Entries taken from a collection –
......
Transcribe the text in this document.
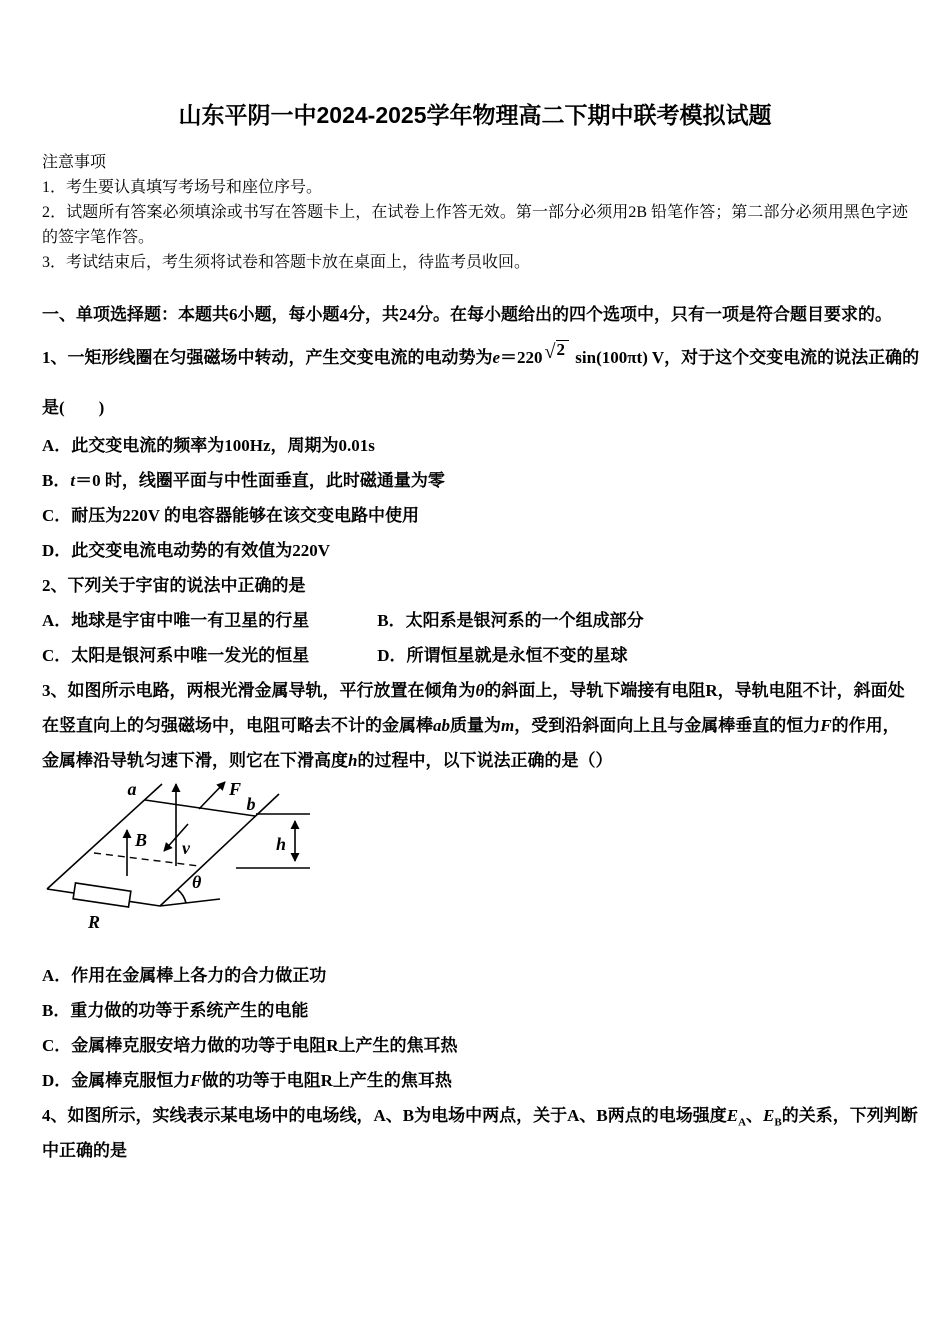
山东平阴一中2024-2025学年物理高二下期中联考模拟试题
注意事项
1．考生要认真填写考场号和座位序号。
2．试题所有答案必须填涂或书写在答题卡上，在试卷上作答无效。第一部分必须用2B 铅笔作答；第二部分必须用黑色字迹的签字笔作答。
3．考试结束后，考生须将试卷和答题卡放在桌面上，待监考员收回。
一、单项选择题：本题共6小题，每小题4分，共24分。在每小题给出的四个选项中，只有一项是符合题目要求的。
1、一矩形线圈在匀强磁场中转动，产生交变电流的电动势为e＝220 √2 sin(100πt) V，对于这个交变电流的说法正确的
是(　　)
A．此交变电流的频率为100Hz，周期为0.01s
B．t＝0 时，线圈平面与中性面垂直，此时磁通量为零
C．耐压为220V 的电容器能够在该交变电路中使用
D．此交变电流电动势的有效值为220V
2、下列关于宇宙的说法中正确的是
A．地球是宇宙中唯一有卫星的行星	B．太阳系是银河系的一个组成部分
C．太阳是银河系中唯一发光的恒星	D．所谓恒星就是永恒不变的星球
3、如图所示电路，两根光滑金属导轨，平行放置在倾角为θ的斜面上，导轨下端接有电阻R，导轨电阻不计，斜面处
在竖直向上的匀强磁场中，电阻可略去不计的金属棒ab质量为m，受到沿斜面向上且与金属棒垂直的恒力F的作用，
金属棒沿导轨匀速下滑，则它在下滑高度h的过程中，以下说法正确的是（）
R
B v
F
a
b
θ
h
A．作用在金属棒上各力的合力做正功
B．重力做的功等于系统产生的电能
C．金属棒克服安培力做的功等于电阻R上产生的焦耳热
D．金属棒克服恒力F做的功等于电阻R上产生的焦耳热
4、如图所示，实线表示某电场中的电场线，A、B为电场中两点，关于A、B两点的电场强度$E_A$、$E_B$的关系，下列判断
中正确的是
......
Job –
Pictures are excluded; repeat every record exactly.

Result of the task –
Transcribe the text in this document.
山东平阴一中2024-2025学年物理高二下期中联考模拟试题
注意事项
1．考生要认真填写考场号和座位序号。
2．试题所有答案必须填涂或书写在答题卡上，在试卷上作答无效。第一部分必须用2B 铅笔作答；第二部分必须用黑色字迹的签字笔作答。
3．考试结束后，考生须将试卷和答题卡放在桌面上，待监考员收回。
一、单项选择题：本题共6小题，每小题4分，共24分。在每小题给出的四个选项中，只有一项是符合题目要求的。
1、一矩形线圈在匀强磁场中转动，产生交变电流的电动势为e＝220 √2 sin(100πt) V，对于这个交变电流的说法正确的
是(　　)
A．此交变电流的频率为100Hz，周期为0.01s
B．t＝0 时，线圈平面与中性面垂直，此时磁通量为零
C．耐压为220V 的电容器能够在该交变电路中使用
D．此交变电流电动势的有效值为220V
2、下列关于宇宙的说法中正确的是
A．地球是宇宙中唯一有卫星的行星	B．太阳系是银河系的一个组成部分
C．太阳是银河系中唯一发光的恒星	D．所谓恒星就是永恒不变的星球
3、如图所示电路，两根光滑金属导轨，平行放置在倾角为θ的斜面上，导轨下端接有电阻R，导轨电阻不计，斜面处
在竖直向上的匀强磁场中，电阻可略去不计的金属棒ab质量为m，受到沿斜面向上且与金属棒垂直的恒力F的作用，
金属棒沿导轨匀速下滑，则它在下滑高度h的过程中，以下说法正确的是（）
R
B v
F
a
b
θ
h
A．作用在金属棒上各力的合力做正功
B．重力做的功等于系统产生的电能
C．金属棒克服安培力做的功等于电阻R上产生的焦耳热
D．金属棒克服恒力F做的功等于电阻R上产生的焦耳热
4、如图所示，实线表示某电场中的电场线，A、B为电场中两点，关于A、B两点的电场强度$E_A$、$E_B$的关系，下列判断
中正确的是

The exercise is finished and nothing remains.